## What is being asked
Locate the line containing "Serialize everything readable" in the material below. Copy that line and all following lines through the end exactly, omitting any pictures.

## Entries supplied
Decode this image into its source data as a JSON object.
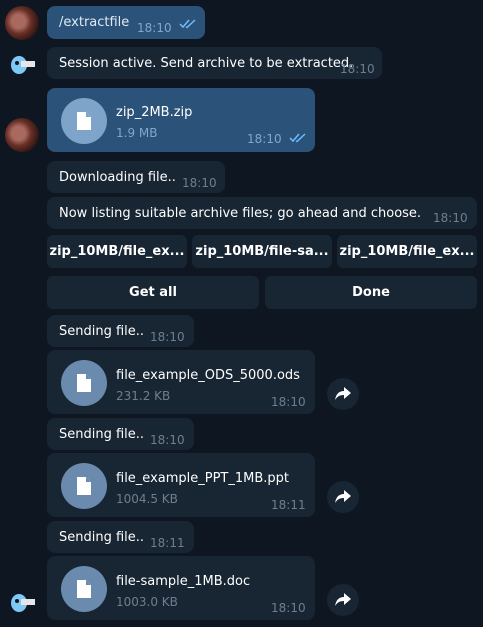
{
  "messages": {
    "cmd": {
      "text": "/extractfile",
      "time": "18:10"
    },
    "session": {
      "text": "Session active. Send archive to be extracted.",
      "time": "18:10"
    },
    "upload": {
      "name": "zip_2MB.zip",
      "size": "1.9 MB",
      "time": "18:10"
    },
    "downloading": {
      "text": "Downloading file..",
      "time": "18:10"
    },
    "listing": {
      "text": "Now listing suitable archive files; go ahead and choose.",
      "time": "18:10"
    },
    "sending1": {
      "text": "Sending file..",
      "time": "18:10"
    },
    "file1": {
      "name": "file_example_ODS_5000.ods",
      "size": "231.2 KB",
      "time": "18:10"
    },
    "sending2": {
      "text": "Sending file..",
      "time": "18:10"
    },
    "file2": {
      "name": "file_example_PPT_1MB.ppt",
      "size": "1004.5 KB",
      "time": "18:11"
    },
    "sending3": {
      "text": "Sending file..",
      "time": "18:11"
    },
    "file3": {
      "name": "file-sample_1MB.doc",
      "size": "1003.0 KB",
      "time": "18:10"
    }
  },
  "keyboard": {
    "row1": [
      "zip_10MB/file_ex...",
      "zip_10MB/file-sa...",
      "zip_10MB/file_ex..."
    ],
    "get_all": "Get all",
    "done": "Done"
  },
  "colors": {
    "background": "#0e1621",
    "incoming": "#182533",
    "outgoing": "#2b5278",
    "accent": "#72bcfd"
  }
}
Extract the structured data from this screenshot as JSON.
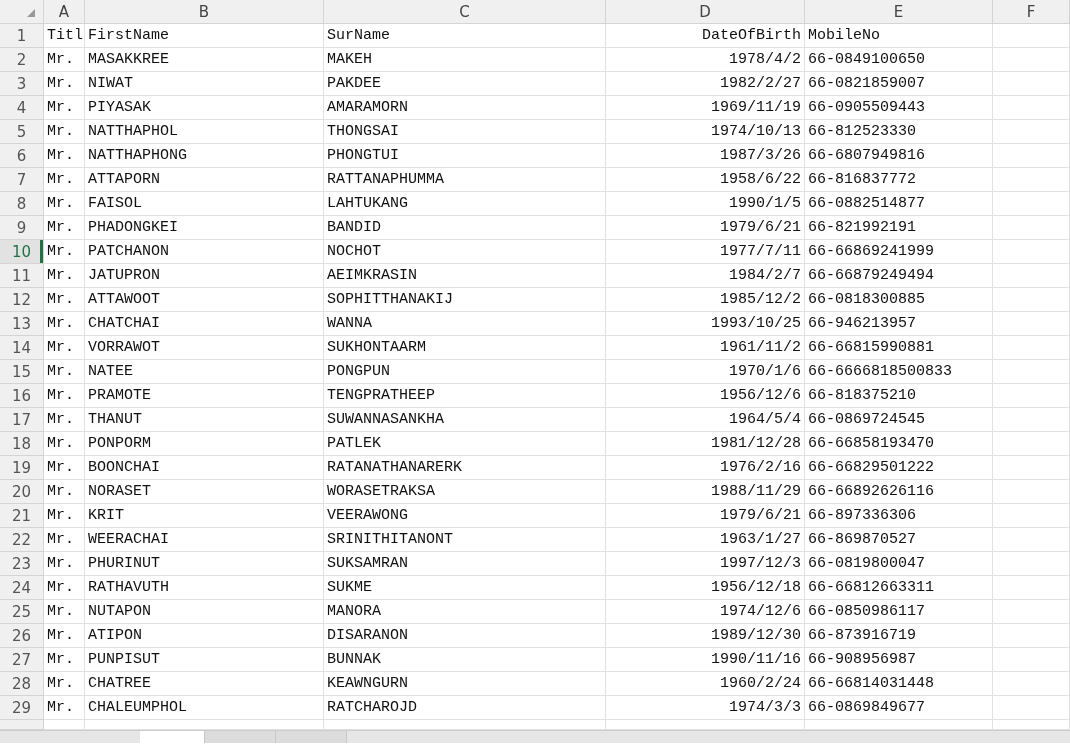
{
  "columns": [
    "A",
    "B",
    "C",
    "D",
    "E",
    "F"
  ],
  "rows": [
    {
      "number": "1",
      "selected": false,
      "cells": [
        "Titl",
        "FirstName",
        "SurName",
        "DateOfBirth",
        "MobileNo"
      ]
    },
    {
      "number": "2",
      "selected": false,
      "cells": [
        "Mr.",
        "MASAKKREE",
        "MAKEH",
        "1978/4/2",
        "66-0849100650"
      ]
    },
    {
      "number": "3",
      "selected": false,
      "cells": [
        "Mr.",
        "NIWAT",
        "PAKDEE",
        "1982/2/27",
        "66-0821859007"
      ]
    },
    {
      "number": "4",
      "selected": false,
      "cells": [
        "Mr.",
        "PIYASAK",
        "AMARAMORN",
        "1969/11/19",
        "66-0905509443"
      ]
    },
    {
      "number": "5",
      "selected": false,
      "cells": [
        "Mr.",
        "NATTHAPHOL",
        "THONGSAI",
        "1974/10/13",
        "66-812523330"
      ]
    },
    {
      "number": "6",
      "selected": false,
      "cells": [
        "Mr.",
        "NATTHAPHONG",
        "PHONGTUI",
        "1987/3/26",
        "66-6807949816"
      ]
    },
    {
      "number": "7",
      "selected": false,
      "cells": [
        "Mr.",
        "ATTAPORN",
        "RATTANAPHUMMA",
        "1958/6/22",
        "66-816837772"
      ]
    },
    {
      "number": "8",
      "selected": false,
      "cells": [
        "Mr.",
        "FAISOL",
        "LAHTUKANG",
        "1990/1/5",
        "66-0882514877"
      ]
    },
    {
      "number": "9",
      "selected": false,
      "cells": [
        "Mr.",
        "PHADONGKEI",
        "BANDID",
        "1979/6/21",
        "66-821992191"
      ]
    },
    {
      "number": "10",
      "selected": true,
      "cells": [
        "Mr.",
        "PATCHANON",
        "NOCHOT",
        "1977/7/11",
        "66-66869241999"
      ]
    },
    {
      "number": "11",
      "selected": false,
      "cells": [
        "Mr.",
        "JATUPRON",
        "AEIMKRASIN",
        "1984/2/7",
        "66-66879249494"
      ]
    },
    {
      "number": "12",
      "selected": false,
      "cells": [
        "Mr.",
        "ATTAWOOT",
        "SOPHITTHANAKIJ",
        "1985/12/2",
        "66-0818300885"
      ]
    },
    {
      "number": "13",
      "selected": false,
      "cells": [
        "Mr.",
        "CHATCHAI",
        "WANNA",
        "1993/10/25",
        "66-946213957"
      ]
    },
    {
      "number": "14",
      "selected": false,
      "cells": [
        "Mr.",
        "VORRAWOT",
        "SUKHONTAARM",
        "1961/11/2",
        "66-66815990881"
      ]
    },
    {
      "number": "15",
      "selected": false,
      "cells": [
        "Mr.",
        "NATEE",
        "PONGPUN",
        "1970/1/6",
        "66-6666818500833"
      ]
    },
    {
      "number": "16",
      "selected": false,
      "cells": [
        "Mr.",
        "PRAMOTE",
        "TENGPRATHEEP",
        "1956/12/6",
        "66-818375210"
      ]
    },
    {
      "number": "17",
      "selected": false,
      "cells": [
        "Mr.",
        "THANUT",
        "SUWANNASANKHA",
        "1964/5/4",
        "66-0869724545"
      ]
    },
    {
      "number": "18",
      "selected": false,
      "cells": [
        "Mr.",
        "PONPORM",
        "PATLEK",
        "1981/12/28",
        "66-66858193470"
      ]
    },
    {
      "number": "19",
      "selected": false,
      "cells": [
        "Mr.",
        "BOONCHAI",
        "RATANATHANARERK",
        "1976/2/16",
        "66-66829501222"
      ]
    },
    {
      "number": "20",
      "selected": false,
      "cells": [
        "Mr.",
        "NORASET",
        "WORASETRAKSA",
        "1988/11/29",
        "66-66892626116"
      ]
    },
    {
      "number": "21",
      "selected": false,
      "cells": [
        "Mr.",
        "KRIT",
        "VEERAWONG",
        "1979/6/21",
        "66-897336306"
      ]
    },
    {
      "number": "22",
      "selected": false,
      "cells": [
        "Mr.",
        "WEERACHAI",
        "SRINITHITANONT",
        "1963/1/27",
        "66-869870527"
      ]
    },
    {
      "number": "23",
      "selected": false,
      "cells": [
        "Mr.",
        "PHURINUT",
        "SUKSAMRAN",
        "1997/12/3",
        "66-0819800047"
      ]
    },
    {
      "number": "24",
      "selected": false,
      "cells": [
        "Mr.",
        "RATHAVUTH",
        "SUKME",
        "1956/12/18",
        "66-66812663311"
      ]
    },
    {
      "number": "25",
      "selected": false,
      "cells": [
        "Mr.",
        "NUTAPON",
        "MANORA",
        "1974/12/6",
        "66-0850986117"
      ]
    },
    {
      "number": "26",
      "selected": false,
      "cells": [
        "Mr.",
        "ATIPON",
        "DISARANON",
        "1989/12/30",
        "66-873916719"
      ]
    },
    {
      "number": "27",
      "selected": false,
      "cells": [
        "Mr.",
        "PUNPISUT",
        "BUNNAK",
        "1990/11/16",
        "66-908956987"
      ]
    },
    {
      "number": "28",
      "selected": false,
      "cells": [
        "Mr.",
        "CHATREE",
        "KEAWNGURN",
        "1960/2/24",
        "66-66814031448"
      ]
    },
    {
      "number": "29",
      "selected": false,
      "cells": [
        "Mr.",
        "CHALEUMPHOL",
        "RATCHAROJD",
        "1974/3/3",
        "66-0869849677"
      ]
    }
  ],
  "sheet_tabs": [
    {
      "selected": true
    },
    {
      "selected": false
    },
    {
      "selected": false
    }
  ]
}
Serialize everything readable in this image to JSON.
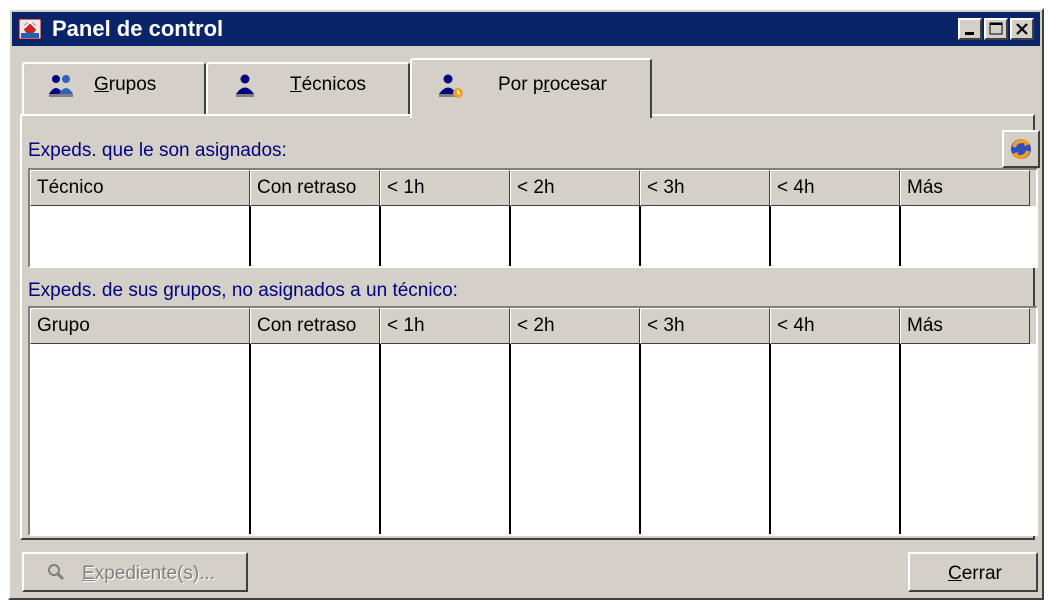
{
  "window": {
    "title": "Panel de control",
    "icon": "control-panel-icon",
    "accent": "#0a246a"
  },
  "tabs": [
    {
      "pre": "",
      "mnemonic": "G",
      "post": "rupos",
      "icon": "group-icon"
    },
    {
      "pre": "",
      "mnemonic": "T",
      "post": "écnicos",
      "icon": "technician-icon"
    },
    {
      "pre": "Por p",
      "mnemonic": "r",
      "post": "ocesar",
      "icon": "pending-technician-icon",
      "active": true
    }
  ],
  "assigned": {
    "label": "Expeds. que le son asignados:",
    "columns": [
      "Técnico",
      "Con retraso",
      "< 1h",
      "< 2h",
      "< 3h",
      "< 4h",
      "Más"
    ]
  },
  "groups": {
    "label_pre": "Expeds. de sus ",
    "label_mnemonic": "g",
    "label_post": "rupos, no asignados a un técnico:",
    "columns": [
      "Grupo",
      "Con retraso",
      "< 1h",
      "< 2h",
      "< 3h",
      "< 4h",
      "Más"
    ]
  },
  "buttons": {
    "expediente_mnemonic": "E",
    "expediente_post": "xpediente(s)...",
    "cerrar_mnemonic": "C",
    "cerrar_post": "errar"
  },
  "icons": {
    "refresh": "refresh-icon",
    "search": "magnifier-icon"
  }
}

## Solution to the exercise
Serialize everything readable in this image to JSON.
{
  "window": {
    "title": "Panel de control",
    "icon": "control-panel-icon",
    "accent": "#0a246a"
  },
  "tabs": [
    {
      "pre": "",
      "mnemonic": "G",
      "post": "rupos",
      "icon": "group-icon"
    },
    {
      "pre": "",
      "mnemonic": "T",
      "post": "écnicos",
      "icon": "technician-icon"
    },
    {
      "pre": "Por p",
      "mnemonic": "r",
      "post": "ocesar",
      "icon": "pending-technician-icon",
      "active": true
    }
  ],
  "assigned": {
    "label": "Expeds. que le son asignados:",
    "columns": [
      "Técnico",
      "Con retraso",
      "< 1h",
      "< 2h",
      "< 3h",
      "< 4h",
      "Más"
    ]
  },
  "groups": {
    "label_pre": "Expeds. de sus ",
    "label_mnemonic": "g",
    "label_post": "rupos, no asignados a un técnico:",
    "columns": [
      "Grupo",
      "Con retraso",
      "< 1h",
      "< 2h",
      "< 3h",
      "< 4h",
      "Más"
    ]
  },
  "buttons": {
    "expediente_mnemonic": "E",
    "expediente_post": "xpediente(s)...",
    "cerrar_mnemonic": "C",
    "cerrar_post": "errar"
  },
  "icons": {
    "refresh": "refresh-icon",
    "search": "magnifier-icon"
  }
}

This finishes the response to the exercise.